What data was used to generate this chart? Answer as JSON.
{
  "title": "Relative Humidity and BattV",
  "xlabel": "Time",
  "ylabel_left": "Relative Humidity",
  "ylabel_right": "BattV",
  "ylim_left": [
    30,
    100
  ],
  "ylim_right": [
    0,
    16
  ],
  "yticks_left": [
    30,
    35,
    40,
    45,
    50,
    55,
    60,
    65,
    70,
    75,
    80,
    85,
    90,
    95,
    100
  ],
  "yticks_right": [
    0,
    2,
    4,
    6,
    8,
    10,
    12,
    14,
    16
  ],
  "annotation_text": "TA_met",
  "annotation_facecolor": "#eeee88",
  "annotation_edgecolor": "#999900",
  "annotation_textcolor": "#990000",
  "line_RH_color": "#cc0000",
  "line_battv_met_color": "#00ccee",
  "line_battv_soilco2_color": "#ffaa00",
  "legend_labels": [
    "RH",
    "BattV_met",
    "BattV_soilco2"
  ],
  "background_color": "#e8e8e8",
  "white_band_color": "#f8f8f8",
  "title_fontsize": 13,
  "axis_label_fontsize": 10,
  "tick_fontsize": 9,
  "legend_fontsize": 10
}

§ **INSTRUCTIONS FOR THE TASK**
Copy each record from above exactly, and include every line.

§ **CORRECT RESPONSE**
What data was used to generate this chart? Answer as JSON.
{
  "title": "Relative Humidity and BattV",
  "xlabel": "Time",
  "ylabel_left": "Relative Humidity",
  "ylabel_right": "BattV",
  "ylim_left": [
    30,
    100
  ],
  "ylim_right": [
    0,
    16
  ],
  "yticks_left": [
    30,
    35,
    40,
    45,
    50,
    55,
    60,
    65,
    70,
    75,
    80,
    85,
    90,
    95,
    100
  ],
  "yticks_right": [
    0,
    2,
    4,
    6,
    8,
    10,
    12,
    14,
    16
  ],
  "annotation_text": "TA_met",
  "annotation_facecolor": "#eeee88",
  "annotation_edgecolor": "#999900",
  "annotation_textcolor": "#990000",
  "line_RH_color": "#cc0000",
  "line_battv_met_color": "#00ccee",
  "line_battv_soilco2_color": "#ffaa00",
  "legend_labels": [
    "RH",
    "BattV_met",
    "BattV_soilco2"
  ],
  "background_color": "#e8e8e8",
  "white_band_color": "#f8f8f8",
  "title_fontsize": 13,
  "axis_label_fontsize": 10,
  "tick_fontsize": 9,
  "legend_fontsize": 10
}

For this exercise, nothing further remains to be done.